▶ Listing:

-----

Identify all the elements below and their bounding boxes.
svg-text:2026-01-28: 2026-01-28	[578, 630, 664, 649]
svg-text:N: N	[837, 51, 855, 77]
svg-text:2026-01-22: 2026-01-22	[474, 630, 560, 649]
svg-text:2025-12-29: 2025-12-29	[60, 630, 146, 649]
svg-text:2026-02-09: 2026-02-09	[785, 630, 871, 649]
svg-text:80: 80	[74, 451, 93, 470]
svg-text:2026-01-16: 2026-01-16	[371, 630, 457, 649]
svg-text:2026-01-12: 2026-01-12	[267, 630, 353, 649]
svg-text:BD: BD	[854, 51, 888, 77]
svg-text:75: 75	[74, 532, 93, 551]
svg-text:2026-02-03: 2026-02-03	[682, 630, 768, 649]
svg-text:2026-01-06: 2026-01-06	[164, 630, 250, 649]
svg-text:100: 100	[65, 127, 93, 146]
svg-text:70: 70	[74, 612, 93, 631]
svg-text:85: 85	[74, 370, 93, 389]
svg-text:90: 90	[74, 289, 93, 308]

-----

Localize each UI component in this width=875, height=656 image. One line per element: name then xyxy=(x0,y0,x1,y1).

-----

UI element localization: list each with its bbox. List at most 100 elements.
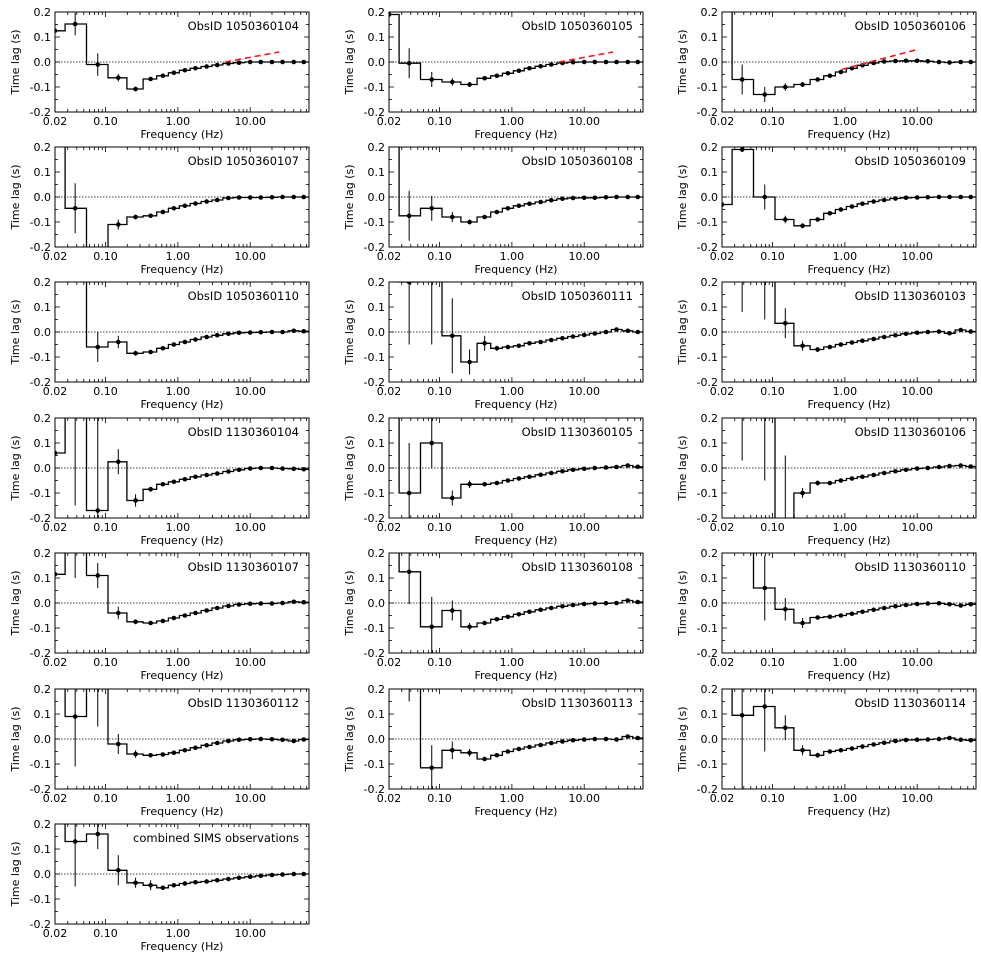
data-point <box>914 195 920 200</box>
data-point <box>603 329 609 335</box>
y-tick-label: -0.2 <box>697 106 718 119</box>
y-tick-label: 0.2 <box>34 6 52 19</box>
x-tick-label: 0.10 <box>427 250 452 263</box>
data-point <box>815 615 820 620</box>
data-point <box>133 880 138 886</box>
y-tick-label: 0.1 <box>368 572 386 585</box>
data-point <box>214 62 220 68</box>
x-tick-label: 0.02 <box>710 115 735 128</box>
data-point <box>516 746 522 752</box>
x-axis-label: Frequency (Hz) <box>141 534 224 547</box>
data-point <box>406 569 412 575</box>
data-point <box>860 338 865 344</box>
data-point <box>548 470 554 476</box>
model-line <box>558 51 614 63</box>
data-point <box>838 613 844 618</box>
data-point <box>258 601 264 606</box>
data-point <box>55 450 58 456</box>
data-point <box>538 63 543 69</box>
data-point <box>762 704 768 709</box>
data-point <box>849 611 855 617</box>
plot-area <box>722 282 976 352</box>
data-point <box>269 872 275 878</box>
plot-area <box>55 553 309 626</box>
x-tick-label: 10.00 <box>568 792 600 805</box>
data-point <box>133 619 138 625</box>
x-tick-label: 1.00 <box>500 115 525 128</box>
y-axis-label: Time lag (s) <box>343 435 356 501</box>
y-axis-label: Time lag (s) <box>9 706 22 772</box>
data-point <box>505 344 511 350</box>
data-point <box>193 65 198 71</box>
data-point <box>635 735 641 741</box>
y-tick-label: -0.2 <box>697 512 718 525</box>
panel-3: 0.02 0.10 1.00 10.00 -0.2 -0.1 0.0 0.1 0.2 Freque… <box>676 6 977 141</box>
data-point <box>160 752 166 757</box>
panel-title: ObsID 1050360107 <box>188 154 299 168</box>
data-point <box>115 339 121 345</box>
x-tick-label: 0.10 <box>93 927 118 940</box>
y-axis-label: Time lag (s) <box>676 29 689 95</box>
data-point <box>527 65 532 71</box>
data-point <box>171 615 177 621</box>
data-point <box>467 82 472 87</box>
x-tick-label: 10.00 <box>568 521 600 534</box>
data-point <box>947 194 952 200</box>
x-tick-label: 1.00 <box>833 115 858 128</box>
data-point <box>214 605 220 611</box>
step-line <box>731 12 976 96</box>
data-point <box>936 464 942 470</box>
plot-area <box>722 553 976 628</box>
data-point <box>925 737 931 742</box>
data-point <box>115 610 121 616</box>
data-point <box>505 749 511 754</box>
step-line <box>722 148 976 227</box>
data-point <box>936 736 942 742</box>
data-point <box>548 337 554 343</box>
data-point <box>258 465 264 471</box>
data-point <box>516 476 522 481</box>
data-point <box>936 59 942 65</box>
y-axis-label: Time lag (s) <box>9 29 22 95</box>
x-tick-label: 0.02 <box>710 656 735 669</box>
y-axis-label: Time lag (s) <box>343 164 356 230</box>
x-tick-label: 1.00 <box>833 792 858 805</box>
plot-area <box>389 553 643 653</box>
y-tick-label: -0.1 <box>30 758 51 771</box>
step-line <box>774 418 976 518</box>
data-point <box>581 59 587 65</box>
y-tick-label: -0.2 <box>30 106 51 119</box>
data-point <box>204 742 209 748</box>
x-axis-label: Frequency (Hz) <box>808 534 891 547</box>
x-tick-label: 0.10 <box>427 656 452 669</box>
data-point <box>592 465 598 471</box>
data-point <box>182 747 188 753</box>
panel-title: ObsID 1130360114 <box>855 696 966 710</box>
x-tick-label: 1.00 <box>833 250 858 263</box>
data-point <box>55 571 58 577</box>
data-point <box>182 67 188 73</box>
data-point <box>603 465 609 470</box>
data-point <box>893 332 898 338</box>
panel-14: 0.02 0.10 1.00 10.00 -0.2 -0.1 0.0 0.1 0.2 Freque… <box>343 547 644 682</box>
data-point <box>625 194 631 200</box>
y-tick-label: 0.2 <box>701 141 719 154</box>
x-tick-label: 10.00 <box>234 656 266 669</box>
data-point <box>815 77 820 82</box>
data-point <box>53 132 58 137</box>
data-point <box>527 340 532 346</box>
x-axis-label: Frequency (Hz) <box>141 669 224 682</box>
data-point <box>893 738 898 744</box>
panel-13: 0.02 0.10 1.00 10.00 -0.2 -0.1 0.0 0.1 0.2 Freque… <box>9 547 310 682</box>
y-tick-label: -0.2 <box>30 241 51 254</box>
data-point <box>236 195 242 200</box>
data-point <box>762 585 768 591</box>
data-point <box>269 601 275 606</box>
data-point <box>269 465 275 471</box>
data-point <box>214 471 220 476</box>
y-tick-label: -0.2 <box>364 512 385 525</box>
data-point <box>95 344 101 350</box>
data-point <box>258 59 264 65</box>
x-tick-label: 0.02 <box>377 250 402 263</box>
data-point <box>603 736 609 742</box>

-----

▶ Your instructions: Starting with the line that contains "UI element localization: list" and going on through the line that contains "data-point <box>860 338 865 344</box>", turn the lines into a numbered list with blank lines dropped. Leave the pictures out of your answer.

▶ Solution:
1. UI element localization: list each with its bbox. List at most 100 elements.
2. data-point <box>914 195 920 200</box>
3. data-point <box>603 329 609 335</box>
4. y-tick-label: -0.2 <box>697 106 718 119</box>
5. y-tick-label: 0.2 <box>34 6 52 19</box>
6. x-tick-label: 0.10 <box>427 250 452 263</box>
7. data-point <box>815 615 820 620</box>
8. data-point <box>133 880 138 886</box>
9. y-tick-label: 0.1 <box>368 572 386 585</box>
10. data-point <box>214 62 220 68</box>
11. x-tick-label: 0.02 <box>710 115 735 128</box>
12. data-point <box>516 746 522 752</box>
13. x-axis-label: Frequency (Hz) <box>141 534 224 547</box>
14. data-point <box>406 569 412 575</box>
15. data-point <box>860 338 865 344</box>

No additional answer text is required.